Passage for review:
________________________
47
Lost Innocence
EVERY TIME I scramble down the Sgumain Stone Shoot on the Isle of Skye, and I pass the foot of Petronella, I think of Mairet. And of what her life might have been. And of what she might have come to mean to me.
The only reminder I have of her is a photograph taken in cloud on some long-forgotten hill top. Her back is to the camera and the hood of her anorak hides her mane of long black hair. You can’t even tell it’s Mairet. Only I know it is.
She was barely into her 20s. Dundee University Rucksack Club’s top female rock climber. Only Ritchie was more acrobatic on rock. Like me, she loved the hills and never missed a club meet, but while I aimed for a summit, she gravitated to a crag. Rock was her love.
As with other colleagues in the club, we came to know each other through long coach trips to the Highlands (few of us owned a car in the 1960s) and boozy après-climb evenings where we discussed the day’s derring-do and, in Housman’s words, ‘cursed whatever brute and blackguard made the world’.
In those pre-feminist days, when girls were supposed to drink martini and lemonade, she sank pints with the boys. She hated to be thought of as a member of the so-called ‘weaker’ sex. After a hard day on the hill, a quenching pint would soon become three. Outsiders would look at her askance and pass unflattering remarks, and sometimes her anger would boil over and she would confront them for their misogyny. She knew we had her back. She was one of us and we protected our own.
________________________
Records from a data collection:
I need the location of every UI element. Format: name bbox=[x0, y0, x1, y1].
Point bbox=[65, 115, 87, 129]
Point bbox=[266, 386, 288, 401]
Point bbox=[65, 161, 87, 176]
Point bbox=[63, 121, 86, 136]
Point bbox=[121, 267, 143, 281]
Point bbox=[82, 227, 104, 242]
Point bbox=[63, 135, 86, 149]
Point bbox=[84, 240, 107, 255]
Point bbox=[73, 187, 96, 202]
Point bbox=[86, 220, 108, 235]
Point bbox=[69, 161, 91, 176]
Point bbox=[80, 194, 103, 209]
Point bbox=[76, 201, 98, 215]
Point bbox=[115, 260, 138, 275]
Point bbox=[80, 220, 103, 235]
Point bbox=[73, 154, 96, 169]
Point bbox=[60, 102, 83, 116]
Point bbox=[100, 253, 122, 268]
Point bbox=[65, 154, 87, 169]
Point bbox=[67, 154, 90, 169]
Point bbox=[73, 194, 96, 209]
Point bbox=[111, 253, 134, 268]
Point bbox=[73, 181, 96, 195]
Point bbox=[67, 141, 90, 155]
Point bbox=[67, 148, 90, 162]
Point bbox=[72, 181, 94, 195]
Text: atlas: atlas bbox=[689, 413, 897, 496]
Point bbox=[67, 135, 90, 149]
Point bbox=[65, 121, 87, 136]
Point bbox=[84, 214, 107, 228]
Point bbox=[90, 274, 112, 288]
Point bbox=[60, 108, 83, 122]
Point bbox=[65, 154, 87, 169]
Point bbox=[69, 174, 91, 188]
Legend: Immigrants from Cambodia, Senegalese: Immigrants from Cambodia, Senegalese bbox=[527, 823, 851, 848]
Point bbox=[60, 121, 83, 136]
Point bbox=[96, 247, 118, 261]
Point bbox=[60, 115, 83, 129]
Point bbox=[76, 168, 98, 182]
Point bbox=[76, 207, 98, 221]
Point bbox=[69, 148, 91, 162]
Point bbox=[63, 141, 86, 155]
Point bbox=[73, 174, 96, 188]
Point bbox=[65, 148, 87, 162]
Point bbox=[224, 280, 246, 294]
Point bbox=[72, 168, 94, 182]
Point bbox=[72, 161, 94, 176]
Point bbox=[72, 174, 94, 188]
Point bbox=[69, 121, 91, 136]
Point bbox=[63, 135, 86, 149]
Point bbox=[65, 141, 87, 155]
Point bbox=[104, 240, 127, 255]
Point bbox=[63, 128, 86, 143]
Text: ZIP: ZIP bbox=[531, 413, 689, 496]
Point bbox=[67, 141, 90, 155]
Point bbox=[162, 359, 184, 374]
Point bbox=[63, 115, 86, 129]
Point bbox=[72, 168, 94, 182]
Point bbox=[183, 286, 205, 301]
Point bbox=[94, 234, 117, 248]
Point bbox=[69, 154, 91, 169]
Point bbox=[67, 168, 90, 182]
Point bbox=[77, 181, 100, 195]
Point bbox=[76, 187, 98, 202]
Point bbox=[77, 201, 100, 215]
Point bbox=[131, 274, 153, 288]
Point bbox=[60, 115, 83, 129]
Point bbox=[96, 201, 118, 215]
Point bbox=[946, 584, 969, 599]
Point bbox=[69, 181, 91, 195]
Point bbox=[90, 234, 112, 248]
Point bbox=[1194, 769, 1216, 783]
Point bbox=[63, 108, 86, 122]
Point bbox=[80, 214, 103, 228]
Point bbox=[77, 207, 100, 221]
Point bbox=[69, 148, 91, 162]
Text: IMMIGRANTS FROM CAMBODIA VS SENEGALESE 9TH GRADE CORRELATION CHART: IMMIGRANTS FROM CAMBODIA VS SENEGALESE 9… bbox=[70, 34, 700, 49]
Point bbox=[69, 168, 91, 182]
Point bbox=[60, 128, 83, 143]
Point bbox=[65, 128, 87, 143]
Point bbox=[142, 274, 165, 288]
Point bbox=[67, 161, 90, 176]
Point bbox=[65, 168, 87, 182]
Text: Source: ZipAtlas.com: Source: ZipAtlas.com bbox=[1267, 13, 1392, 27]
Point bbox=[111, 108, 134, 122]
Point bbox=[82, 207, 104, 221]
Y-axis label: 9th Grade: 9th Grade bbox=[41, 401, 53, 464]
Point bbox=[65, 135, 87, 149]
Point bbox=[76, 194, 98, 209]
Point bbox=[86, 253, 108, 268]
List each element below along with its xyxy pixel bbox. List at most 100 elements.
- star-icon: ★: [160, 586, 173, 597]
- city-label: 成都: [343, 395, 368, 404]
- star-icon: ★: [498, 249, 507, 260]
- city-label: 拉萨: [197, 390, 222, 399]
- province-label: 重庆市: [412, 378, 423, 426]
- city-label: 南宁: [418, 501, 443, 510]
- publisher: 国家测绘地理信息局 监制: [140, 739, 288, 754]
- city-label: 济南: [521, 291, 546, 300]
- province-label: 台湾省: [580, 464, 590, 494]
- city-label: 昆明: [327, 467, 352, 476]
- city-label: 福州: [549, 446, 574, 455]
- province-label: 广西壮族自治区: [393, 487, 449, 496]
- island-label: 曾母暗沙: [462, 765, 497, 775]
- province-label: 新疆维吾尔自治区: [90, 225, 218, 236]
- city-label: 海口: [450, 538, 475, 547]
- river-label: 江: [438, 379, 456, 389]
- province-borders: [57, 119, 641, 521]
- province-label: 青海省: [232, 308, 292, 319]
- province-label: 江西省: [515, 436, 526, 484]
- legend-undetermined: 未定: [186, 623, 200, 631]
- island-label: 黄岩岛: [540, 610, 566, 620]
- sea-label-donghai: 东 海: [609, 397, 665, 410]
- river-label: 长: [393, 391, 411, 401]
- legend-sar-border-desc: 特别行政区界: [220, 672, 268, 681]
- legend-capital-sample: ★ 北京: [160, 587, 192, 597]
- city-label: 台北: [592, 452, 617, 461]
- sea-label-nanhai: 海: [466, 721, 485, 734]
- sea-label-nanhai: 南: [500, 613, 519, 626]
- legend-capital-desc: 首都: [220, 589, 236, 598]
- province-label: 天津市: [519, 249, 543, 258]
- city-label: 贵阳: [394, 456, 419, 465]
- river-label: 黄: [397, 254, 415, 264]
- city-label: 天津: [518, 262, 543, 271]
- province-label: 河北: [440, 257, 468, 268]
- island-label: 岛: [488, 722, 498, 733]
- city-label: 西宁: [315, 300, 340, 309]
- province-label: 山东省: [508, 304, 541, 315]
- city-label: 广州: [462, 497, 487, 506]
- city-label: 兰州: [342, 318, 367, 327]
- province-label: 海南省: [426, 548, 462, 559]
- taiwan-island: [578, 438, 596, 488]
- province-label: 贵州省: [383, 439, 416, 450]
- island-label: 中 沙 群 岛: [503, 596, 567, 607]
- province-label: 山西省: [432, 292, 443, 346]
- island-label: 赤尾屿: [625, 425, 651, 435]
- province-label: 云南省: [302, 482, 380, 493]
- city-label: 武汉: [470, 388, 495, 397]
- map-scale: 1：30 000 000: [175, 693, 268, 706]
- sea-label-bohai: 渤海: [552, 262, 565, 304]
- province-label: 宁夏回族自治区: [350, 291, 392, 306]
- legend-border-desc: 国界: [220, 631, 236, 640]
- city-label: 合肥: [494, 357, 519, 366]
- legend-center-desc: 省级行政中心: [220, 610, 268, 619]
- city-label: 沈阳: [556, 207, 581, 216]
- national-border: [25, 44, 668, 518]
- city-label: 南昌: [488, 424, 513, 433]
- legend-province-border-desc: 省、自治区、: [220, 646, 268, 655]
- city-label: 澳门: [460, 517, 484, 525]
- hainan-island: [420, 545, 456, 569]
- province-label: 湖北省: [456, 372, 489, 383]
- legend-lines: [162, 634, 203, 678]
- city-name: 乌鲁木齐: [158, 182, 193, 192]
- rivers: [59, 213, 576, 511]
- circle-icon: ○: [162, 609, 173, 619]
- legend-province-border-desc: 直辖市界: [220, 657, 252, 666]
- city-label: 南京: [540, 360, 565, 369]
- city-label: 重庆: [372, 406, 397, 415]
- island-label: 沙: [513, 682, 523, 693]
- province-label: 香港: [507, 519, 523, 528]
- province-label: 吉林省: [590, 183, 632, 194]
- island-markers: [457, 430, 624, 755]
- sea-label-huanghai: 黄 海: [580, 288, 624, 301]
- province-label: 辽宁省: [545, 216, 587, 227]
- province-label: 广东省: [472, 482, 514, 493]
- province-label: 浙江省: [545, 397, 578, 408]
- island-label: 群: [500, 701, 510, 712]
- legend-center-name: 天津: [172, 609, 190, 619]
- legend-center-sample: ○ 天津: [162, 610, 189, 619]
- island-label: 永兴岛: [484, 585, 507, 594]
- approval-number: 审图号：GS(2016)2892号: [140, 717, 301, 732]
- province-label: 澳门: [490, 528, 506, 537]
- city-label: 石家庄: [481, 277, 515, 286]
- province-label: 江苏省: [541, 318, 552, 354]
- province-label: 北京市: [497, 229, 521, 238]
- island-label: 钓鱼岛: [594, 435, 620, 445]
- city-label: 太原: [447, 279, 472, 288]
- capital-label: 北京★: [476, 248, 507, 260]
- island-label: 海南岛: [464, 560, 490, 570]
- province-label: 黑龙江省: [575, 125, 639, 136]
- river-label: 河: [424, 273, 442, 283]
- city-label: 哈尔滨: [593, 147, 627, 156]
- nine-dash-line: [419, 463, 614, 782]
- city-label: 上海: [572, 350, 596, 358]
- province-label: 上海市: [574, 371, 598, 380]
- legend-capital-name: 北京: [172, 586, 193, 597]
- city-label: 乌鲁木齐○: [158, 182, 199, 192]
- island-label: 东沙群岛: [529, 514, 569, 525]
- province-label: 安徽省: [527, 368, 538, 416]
________________________
Your task: Reproduce the passage about Mairet from "The only reminder" to "was her love.". You can set the records aside; they aren't needed here.

Response to this exercise:
The only reminder I have of her is a photograph taken in cloud on some long-forgotten hill top. Her back is to the camera and the hood of her anorak hides her mane of long black hair. You can’t even tell it’s Mairet. Only I know it is.
She was barely into her 20s. Dundee University Rucksack Club’s top female rock climber. Only Ritchie was more acrobatic on rock. Like me, she loved the hills and never missed a club meet, but while I aimed for a summit, she gravitated to a crag. Rock was her love.